**TASK OBJECTIVE**
Output each entry that follows exactly. Images stay out.

**DATA SECTION**
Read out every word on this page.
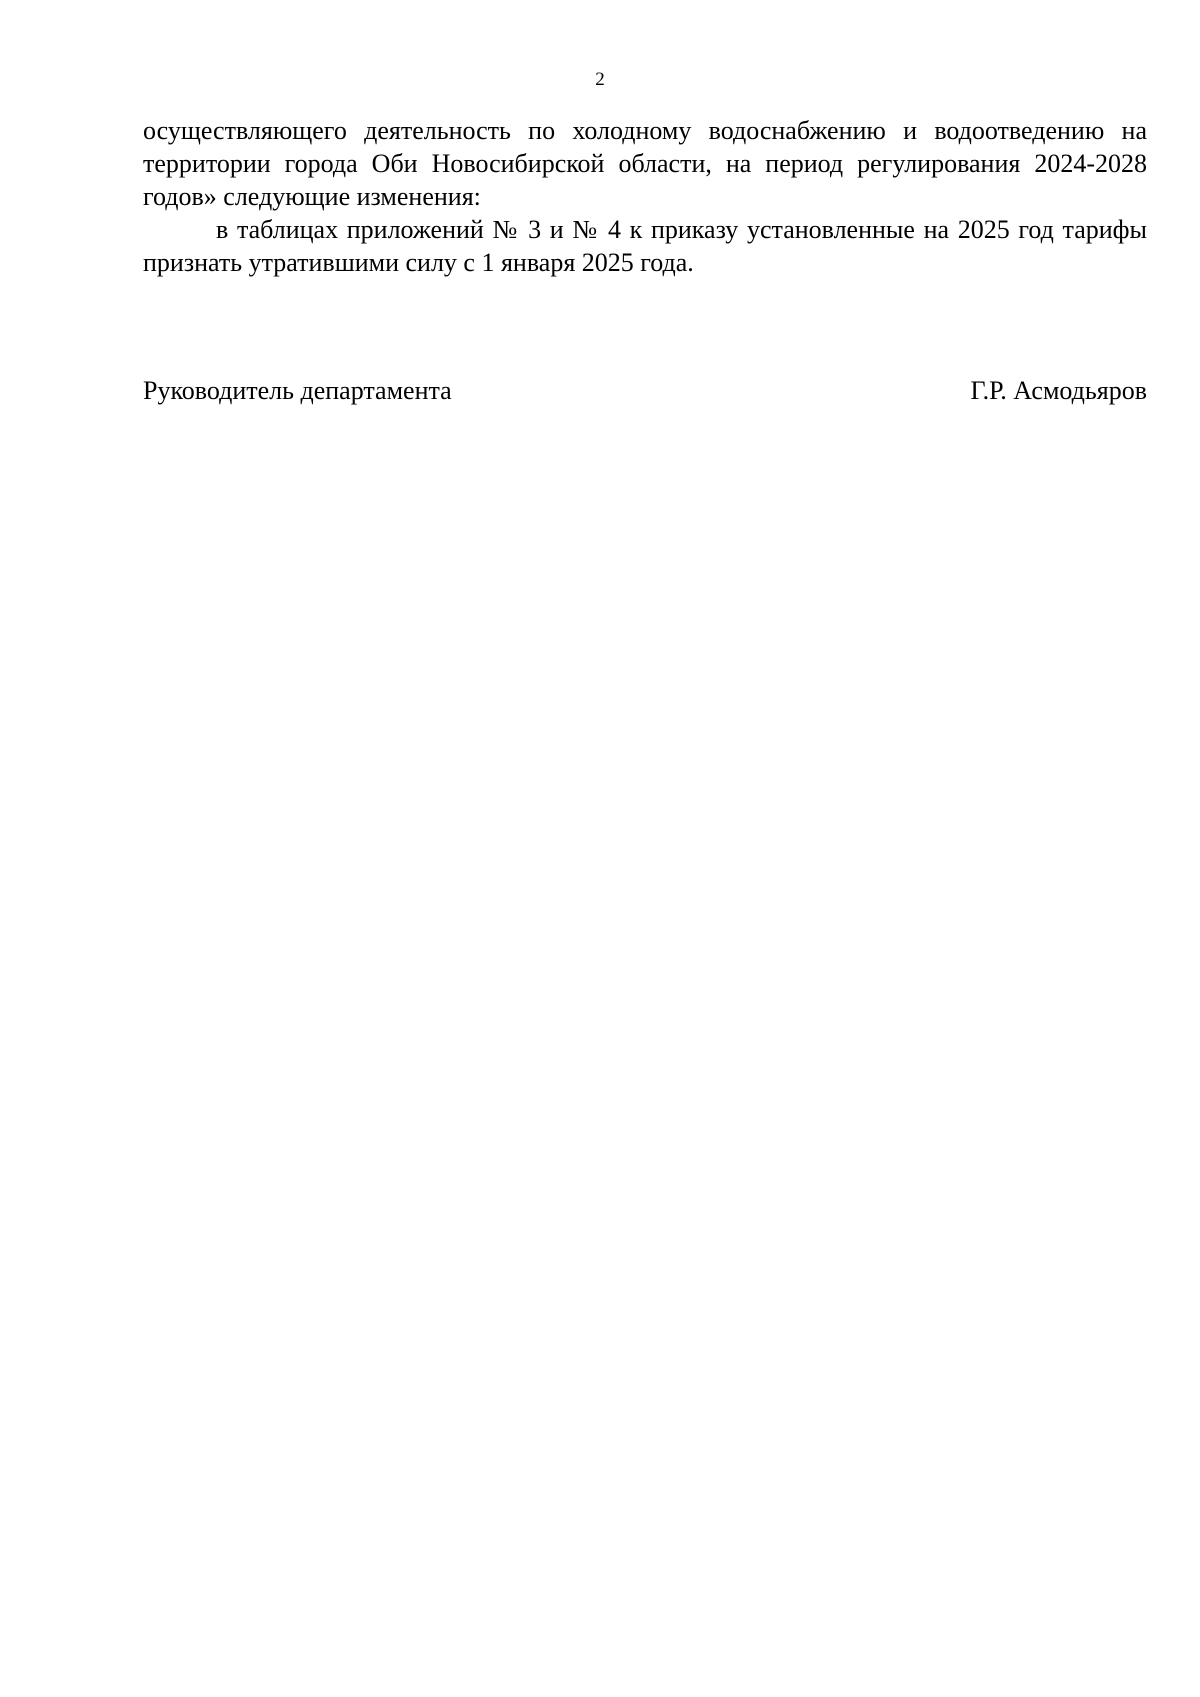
2

осуществляющего деятельность по холодному водоснабжению и водоотведению на территории города Оби Новосибирской области, на период регулирования 2024-2028 годов» следующие изменения:

в таблицах приложений № 3 и № 4 к приказу установленные на 2025 год тарифы признать утратившими силу с 1 января 2025 года.

Руководитель департамента	Г.Р. Асмодьяров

**TASK OUTPUT**
Read out every word on this page.
2

осуществляющего деятельность по холодному водоснабжению и водоотведению на территории города Оби Новосибирской области, на период регулирования 2024-2028 годов» следующие изменения:

в таблицах приложений № 3 и № 4 к приказу установленные на 2025 год тарифы признать утратившими силу с 1 января 2025 года.

Руководитель департамента	Г.Р. Асмодьяров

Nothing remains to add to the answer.